● **THE INPUT**:
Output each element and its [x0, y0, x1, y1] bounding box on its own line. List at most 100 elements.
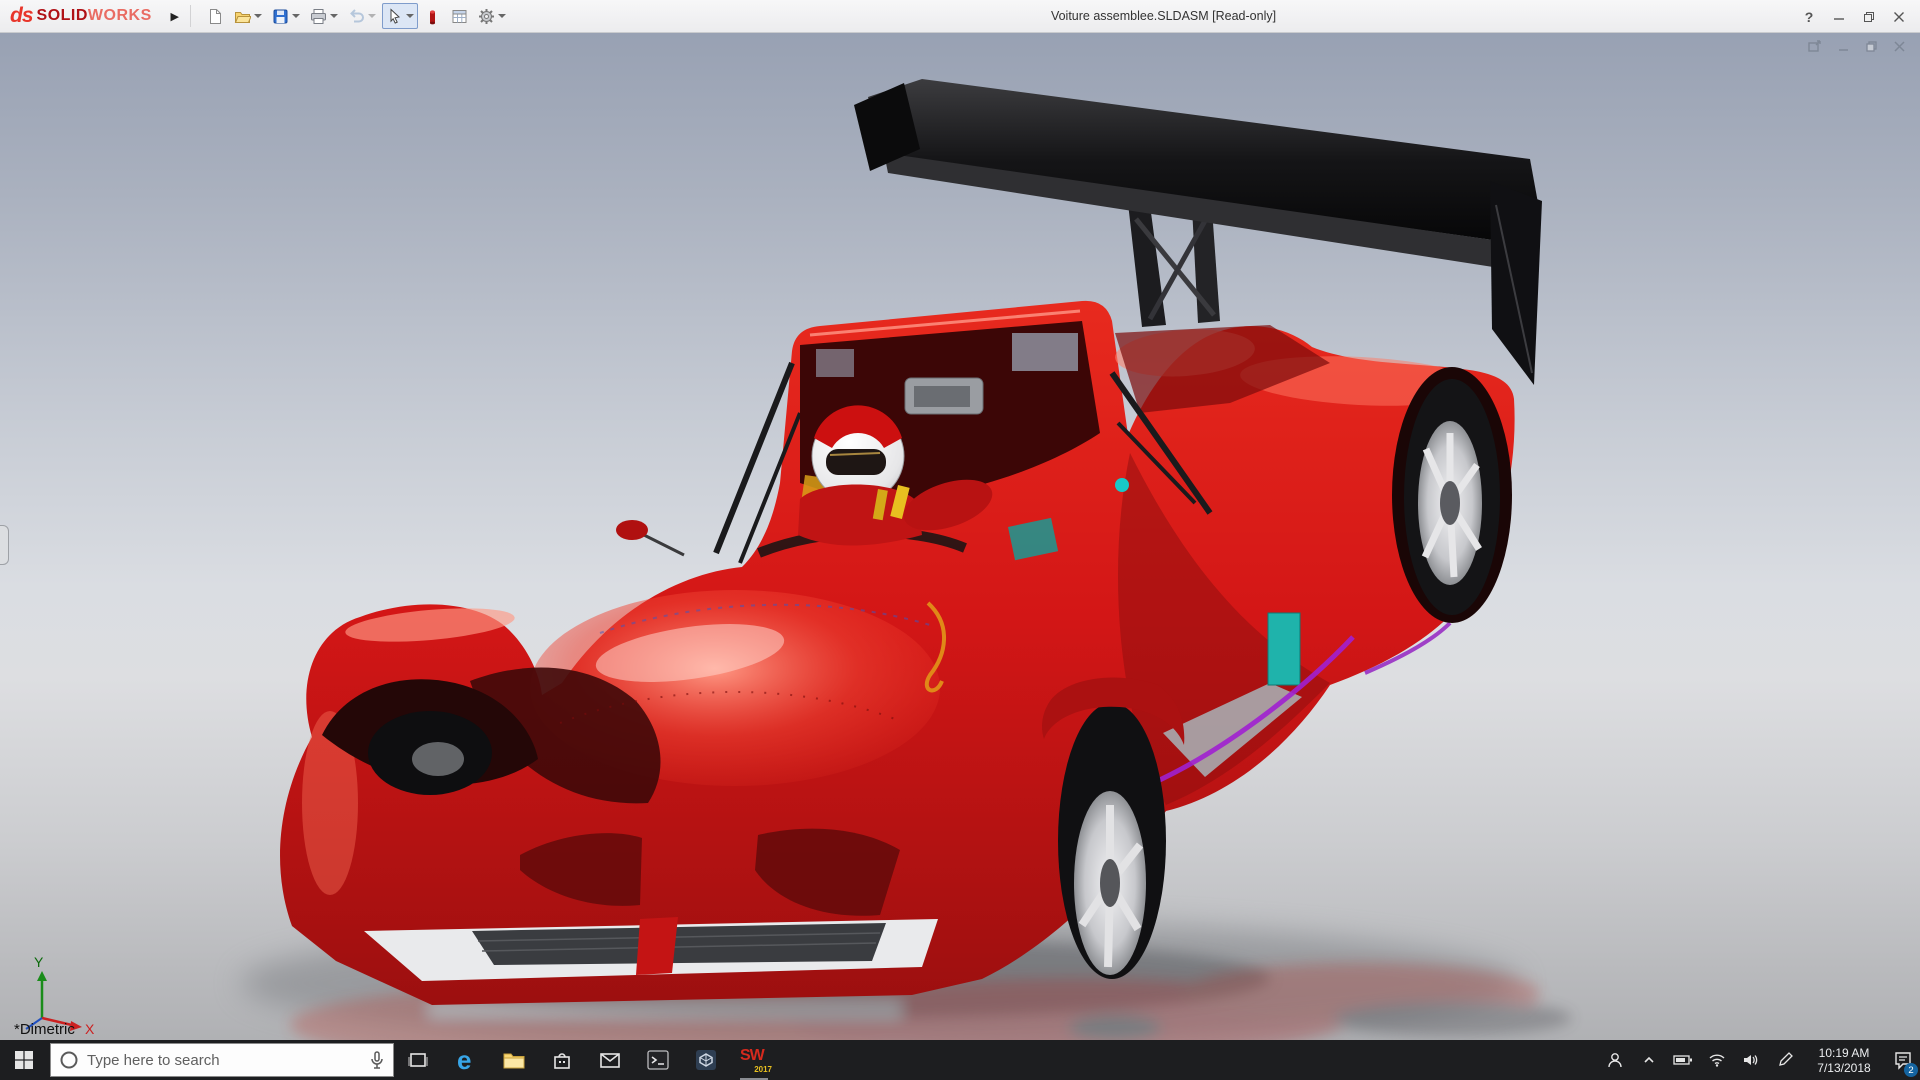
windows-logo-icon: [15, 1051, 33, 1069]
start-button[interactable]: [0, 1040, 48, 1080]
store-button[interactable]: [538, 1040, 586, 1080]
graphics-viewport[interactable]: Y X *Dimetric: [0, 33, 1920, 1040]
appearance-button[interactable]: [420, 3, 445, 29]
brand-solid: SOLID: [36, 7, 88, 24]
volume-button[interactable]: [1734, 1040, 1768, 1080]
network-button[interactable]: [1700, 1040, 1734, 1080]
window-controls: ?: [1794, 0, 1914, 33]
feature-manager-collapsed-tab[interactable]: [0, 525, 9, 565]
help-button[interactable]: ?: [1794, 0, 1824, 33]
clock-button[interactable]: 10:19 AM 7/13/2018: [1802, 1040, 1886, 1080]
search-input[interactable]: [87, 1051, 361, 1069]
view-orientation-label: *Dimetric: [14, 1021, 75, 1038]
microphone-icon[interactable]: [369, 1050, 385, 1070]
print-button[interactable]: [306, 3, 342, 29]
edrawings-app-button[interactable]: [682, 1040, 730, 1080]
notification-badge: 2: [1904, 1063, 1918, 1077]
maximize-button[interactable]: [1854, 0, 1884, 33]
wifi-icon: [1709, 1054, 1725, 1067]
options-button[interactable]: [474, 3, 510, 29]
doc-close-button[interactable]: [1890, 38, 1908, 54]
clock-time: 10:19 AM: [1818, 1045, 1870, 1060]
dropdown-caret[interactable]: [497, 14, 506, 18]
gear-icon: [478, 8, 494, 24]
race-car-model: Y X: [25, 79, 1572, 1040]
dassault-ds-icon: ds: [10, 4, 33, 27]
undo-icon: [349, 8, 364, 22]
battery-icon: [1673, 1055, 1692, 1065]
dropdown-caret[interactable]: [405, 14, 414, 18]
windows-taskbar: e SW 201: [0, 1040, 1920, 1080]
design-table-button[interactable]: [447, 3, 472, 29]
triad-y-label: Y: [34, 954, 44, 970]
console-app-button[interactable]: [634, 1040, 682, 1080]
pen-button[interactable]: [1768, 1040, 1802, 1080]
close-icon: [1893, 40, 1905, 52]
select-arrow-icon: [390, 7, 400, 24]
open-button[interactable]: [230, 3, 266, 29]
design-table-icon: [452, 9, 467, 23]
pen-icon: [1779, 1052, 1793, 1066]
triad-x-label: X: [85, 1021, 95, 1037]
save-button[interactable]: [268, 3, 304, 29]
store-bag-icon: [554, 1053, 570, 1069]
console-icon: [647, 1050, 669, 1070]
file-explorer-icon: [503, 1053, 525, 1069]
cortana-icon: [60, 1051, 78, 1069]
edge-icon: e: [457, 1047, 471, 1073]
popout-icon: [1808, 39, 1821, 52]
save-icon: [273, 9, 288, 23]
toolbar-separator: [189, 5, 191, 27]
dropdown-caret[interactable]: [329, 14, 338, 18]
battery-button[interactable]: [1666, 1040, 1700, 1080]
new-document-button[interactable]: [203, 3, 228, 29]
open-folder-icon: [234, 11, 251, 23]
mail-icon: [600, 1053, 620, 1068]
chevron-up-icon: [1644, 1056, 1654, 1063]
dropdown-caret[interactable]: [367, 14, 376, 18]
system-tray: 10:19 AM 7/13/2018 2: [1598, 1040, 1920, 1080]
close-button[interactable]: [1884, 0, 1914, 33]
solidworks-logo: ds SOLIDWORKS: [0, 4, 152, 28]
dropdown-caret[interactable]: [291, 14, 300, 18]
task-view-button[interactable]: [394, 1040, 442, 1080]
people-icon: [1608, 1053, 1622, 1068]
task-view-icon: [408, 1053, 428, 1067]
print-icon: [310, 8, 326, 24]
select-tool-button[interactable]: [381, 3, 418, 29]
edge-button[interactable]: e: [442, 1040, 490, 1080]
solidworks-app-icon: SW 2017: [740, 1047, 772, 1074]
action-center-button[interactable]: 2: [1886, 1040, 1920, 1080]
taskbar-search[interactable]: [50, 1043, 394, 1077]
clock-date: 7/13/2018: [1817, 1060, 1871, 1075]
doc-minimize-button[interactable]: [1834, 38, 1852, 54]
rear-right-wheel: [1392, 367, 1512, 623]
minimize-icon: [1838, 48, 1848, 51]
app-title-bar: ds SOLIDWORKS ▶ Voiture assemblee.SLDASM…: [0, 0, 1920, 33]
menu-expand-button[interactable]: ▶: [166, 10, 184, 23]
restore-icon: [1865, 40, 1877, 52]
car-body: [280, 300, 1515, 1005]
speaker-icon: [1744, 1055, 1758, 1065]
appearance-icon: [429, 9, 435, 24]
new-document-icon: [209, 8, 221, 24]
brand-works: WORKS: [87, 7, 152, 24]
close-icon: [1894, 11, 1904, 22]
restore-icon: [1864, 11, 1874, 22]
dropdown-caret[interactable]: [253, 14, 262, 18]
doc-restore-button[interactable]: [1862, 38, 1880, 54]
minimize-icon: [1834, 17, 1844, 20]
undo-button[interactable]: [344, 3, 380, 29]
edrawings-icon: [696, 1050, 716, 1070]
show-hidden-icons-button[interactable]: [1632, 1040, 1666, 1080]
svg-text:e: e: [457, 1047, 471, 1073]
minimize-button[interactable]: [1824, 0, 1854, 33]
mail-button[interactable]: [586, 1040, 634, 1080]
new-window-button[interactable]: [1806, 38, 1824, 54]
people-button[interactable]: [1598, 1040, 1632, 1080]
solidworks-taskbar-button[interactable]: SW 2017: [730, 1040, 778, 1080]
quick-access-toolbar: [203, 3, 510, 29]
document-title: Voiture assemblee.SLDASM [Read-only]: [1050, 9, 1277, 23]
file-explorer-button[interactable]: [490, 1040, 538, 1080]
document-window-controls: [1806, 38, 1908, 54]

● **WHAT IS ASKED**: Put everything from the line containing "windows-logo-icon: [15, 1051, 33, 1069]" down to the line containing "search-input[interactable]: [87, 1051, 361, 1069]" in the material above into a Markdown table with the columns No. and Line, one row per line and blank lines left out.

● **THE REPLY**:
| No. | Line |
|---|---|
| 1 | windows-logo-icon: [15, 1051, 33, 1069] |
| 2 | start-button[interactable]: [0, 1040, 48, 1080] |
| 3 | store-button[interactable]: [538, 1040, 586, 1080] |
| 4 | graphics-viewport[interactable]: Y X *Dimetric: [0, 33, 1920, 1040] |
| 5 | appearance-button[interactable]: [420, 3, 445, 29] |
| 6 | brand-solid: SOLID: [36, 7, 88, 24] |
| 7 | volume-button[interactable]: [1734, 1040, 1768, 1080] |
| 8 | network-button[interactable]: [1700, 1040, 1734, 1080] |
| 9 | window-controls: ?: [1794, 0, 1914, 33] |
| 10 | feature-manager-collapsed-tab[interactable]: [0, 525, 9, 565] |
| 11 | help-button[interactable]: ?: [1794, 0, 1824, 33] |
| 12 | clock-button[interactable]: 10:19 AM 7/13/2018: [1802, 1040, 1886, 1080] |
| 13 | search-input[interactable]: [87, 1051, 361, 1069] |